Work instructions -
1. In the documentation on custom constraints, copy word for word the part that opens with the words containing "To create a" and closes with "the solution array.".
2. Pick up the documentation on custom constraints where it stops and continue it.

Selected excerpt -
________________________________________
To create a custom constraint, inherit from lifter.Constraint. In your constraint, you need to set the attribute dofs, and define the apply_lift method:

  • the constraint must set self.dofs (=the constrained dofs)
  • apply_lift(self, u_full: Array) -> Array

This method should set the constrained dofs in the solution array.

Example: Rigid body MPC

This constraint will set the constrained dofs of the nodes in disk_nodes based on the disk center dofs.

from tatva.mesh import Mesh
from tatva.compound import Compound, field
from tatva.lifter import Constraint, RuntimeValue
from jax import Array

mesh: Mesh
n_nodes = 10  # Example number of nodes in the mesh


class Solution(Compound):
    u = field(shape=(n_nodes, 2))  # Displacement field for all nodes
    u_disk = field(shape=(1, 3))  # (ux_c, uy_c, theta_c) for the disk


class RigidBody(Constraint):
    def __init__(
        self, disk_center: Array, disk_nodes: Array, ux_disk: float | RuntimeValue
    ):
        # We want to be able to set the disks center x-disp at runtime, so we use a RuntimeValue for that
        self.ux_disk = ux_disk

        self.disk_nodes = disk_nodes
        self.disk_center = disk_center
        self.dofs = jnp.concatenate(
            [
                Solution.u[disk_nodes, :].flatten(),
                # dirichlet bc for center x and y displacements:
                Solution.u_disk[0, :2].flatten(),
            ]
        )
________________________________________
Data extracts -
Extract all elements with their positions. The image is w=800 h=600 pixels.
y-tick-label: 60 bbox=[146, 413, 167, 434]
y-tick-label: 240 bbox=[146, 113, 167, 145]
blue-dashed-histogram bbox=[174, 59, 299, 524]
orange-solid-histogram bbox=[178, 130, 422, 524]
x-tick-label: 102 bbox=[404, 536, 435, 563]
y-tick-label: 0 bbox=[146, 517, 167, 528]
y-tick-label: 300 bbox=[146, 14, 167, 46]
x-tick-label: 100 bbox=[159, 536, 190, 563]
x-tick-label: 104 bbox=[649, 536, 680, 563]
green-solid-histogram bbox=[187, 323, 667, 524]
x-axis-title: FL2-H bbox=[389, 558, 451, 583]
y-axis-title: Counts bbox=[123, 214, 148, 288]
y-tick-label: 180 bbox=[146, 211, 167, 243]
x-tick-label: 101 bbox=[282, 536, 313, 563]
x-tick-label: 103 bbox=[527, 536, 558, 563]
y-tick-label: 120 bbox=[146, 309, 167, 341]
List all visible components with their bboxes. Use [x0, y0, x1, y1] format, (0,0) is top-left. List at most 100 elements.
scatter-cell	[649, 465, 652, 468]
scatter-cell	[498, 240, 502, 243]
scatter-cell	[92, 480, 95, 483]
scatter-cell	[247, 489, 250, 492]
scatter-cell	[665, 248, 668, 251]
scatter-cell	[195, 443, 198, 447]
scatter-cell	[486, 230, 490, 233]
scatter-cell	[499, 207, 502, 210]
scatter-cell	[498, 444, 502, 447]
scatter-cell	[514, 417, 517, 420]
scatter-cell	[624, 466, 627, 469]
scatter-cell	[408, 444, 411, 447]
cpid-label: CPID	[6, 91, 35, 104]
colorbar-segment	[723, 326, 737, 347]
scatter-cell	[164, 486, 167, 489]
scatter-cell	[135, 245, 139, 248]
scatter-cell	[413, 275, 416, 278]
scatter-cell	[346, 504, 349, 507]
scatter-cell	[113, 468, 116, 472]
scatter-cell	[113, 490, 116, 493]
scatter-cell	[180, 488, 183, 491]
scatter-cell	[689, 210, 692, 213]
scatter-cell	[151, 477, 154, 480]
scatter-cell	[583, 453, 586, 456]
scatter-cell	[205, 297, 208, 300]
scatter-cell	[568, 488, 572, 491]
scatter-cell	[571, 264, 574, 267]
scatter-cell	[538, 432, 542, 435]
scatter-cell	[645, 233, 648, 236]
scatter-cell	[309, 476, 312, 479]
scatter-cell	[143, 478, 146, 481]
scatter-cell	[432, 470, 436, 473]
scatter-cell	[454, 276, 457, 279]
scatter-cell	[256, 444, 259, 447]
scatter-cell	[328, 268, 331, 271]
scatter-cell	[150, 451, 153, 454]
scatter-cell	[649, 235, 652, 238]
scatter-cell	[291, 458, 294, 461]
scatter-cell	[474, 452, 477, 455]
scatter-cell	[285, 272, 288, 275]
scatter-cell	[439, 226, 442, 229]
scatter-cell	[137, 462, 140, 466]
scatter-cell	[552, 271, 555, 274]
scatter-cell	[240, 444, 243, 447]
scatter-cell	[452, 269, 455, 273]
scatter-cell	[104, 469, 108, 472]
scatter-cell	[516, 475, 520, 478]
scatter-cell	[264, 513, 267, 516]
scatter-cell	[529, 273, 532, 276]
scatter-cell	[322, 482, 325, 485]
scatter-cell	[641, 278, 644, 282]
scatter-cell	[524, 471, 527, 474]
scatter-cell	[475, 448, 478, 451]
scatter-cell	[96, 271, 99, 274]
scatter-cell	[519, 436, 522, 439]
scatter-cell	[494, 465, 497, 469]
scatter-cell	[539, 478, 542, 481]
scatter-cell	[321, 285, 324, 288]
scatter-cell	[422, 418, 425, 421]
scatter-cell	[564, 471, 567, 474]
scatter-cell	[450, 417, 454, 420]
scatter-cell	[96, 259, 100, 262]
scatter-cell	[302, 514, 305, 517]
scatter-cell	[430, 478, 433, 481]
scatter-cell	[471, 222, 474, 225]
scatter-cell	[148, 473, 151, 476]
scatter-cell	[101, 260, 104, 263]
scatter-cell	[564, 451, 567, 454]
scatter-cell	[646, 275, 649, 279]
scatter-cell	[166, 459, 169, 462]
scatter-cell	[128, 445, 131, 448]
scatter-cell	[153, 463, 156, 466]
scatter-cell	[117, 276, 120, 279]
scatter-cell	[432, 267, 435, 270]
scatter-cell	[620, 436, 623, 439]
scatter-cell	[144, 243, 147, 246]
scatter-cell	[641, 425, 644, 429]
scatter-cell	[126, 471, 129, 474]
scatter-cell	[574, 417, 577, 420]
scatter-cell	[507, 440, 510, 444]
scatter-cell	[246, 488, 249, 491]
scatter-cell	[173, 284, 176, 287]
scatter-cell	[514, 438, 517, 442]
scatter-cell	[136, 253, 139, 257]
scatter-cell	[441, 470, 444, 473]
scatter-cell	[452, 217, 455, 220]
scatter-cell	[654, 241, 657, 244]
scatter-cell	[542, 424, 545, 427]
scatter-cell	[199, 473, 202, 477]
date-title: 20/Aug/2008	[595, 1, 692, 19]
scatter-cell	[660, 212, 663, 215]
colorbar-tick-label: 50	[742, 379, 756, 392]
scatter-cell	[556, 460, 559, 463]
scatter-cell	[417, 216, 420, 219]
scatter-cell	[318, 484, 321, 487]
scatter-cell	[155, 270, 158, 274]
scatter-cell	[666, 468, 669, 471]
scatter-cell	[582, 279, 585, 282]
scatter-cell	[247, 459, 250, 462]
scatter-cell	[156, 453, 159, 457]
________________________________________
Outputs in order -
1.
To create a custom constraint, inherit from lifter.Constraint. In your constraint, you need to set the attribute dofs, and define the apply_lift method:

  • the constraint must set self.dofs (=the constrained dofs)
  • apply_lift(self, u_full: Array) -> Array

This method should set the constrained dofs in the solution array.

2.
    def apply_lift(self, u_full: Array) -> Array:
        """Apply the rigid body constraint by setting the displacements at the disk nodes
        based on the center displacements and rotation.
        """
        sol = Solution(u_full)
        (u, u_disk) = sol
        _, uy_c, theta_c = u_disk[0]
        # use _resolve_runtime to get the value of ux_c at runtime:
        ux_c = self._resolve_runtime(self.ux_disk)

        # Set the center x-displacement
        sol.u_disk = u_disk.at[0, 0].set(ux_c)

        # Compute the rigid body displacements for the disk nodes based on the center
        # displacements and rotation
        vecs = mesh.coords[self.disk_nodes] - self.disk_center
        cos, sin = jnp.cos(theta_c), jnp.sin(theta_c)
        rotation_matrix = jnp.array([[cos, -sin], [sin, cos]])
        rotated_vecs = vecs @ rotation_matrix.T
        u_rotation = rotated_vecs - vecs
        u_rigid = jnp.stack([ux_c, uy_c]) + u_rotation

        # Set the displacements at the disk nodes
        sol.u = u.at[self.disk_nodes, :].set(u_rigid)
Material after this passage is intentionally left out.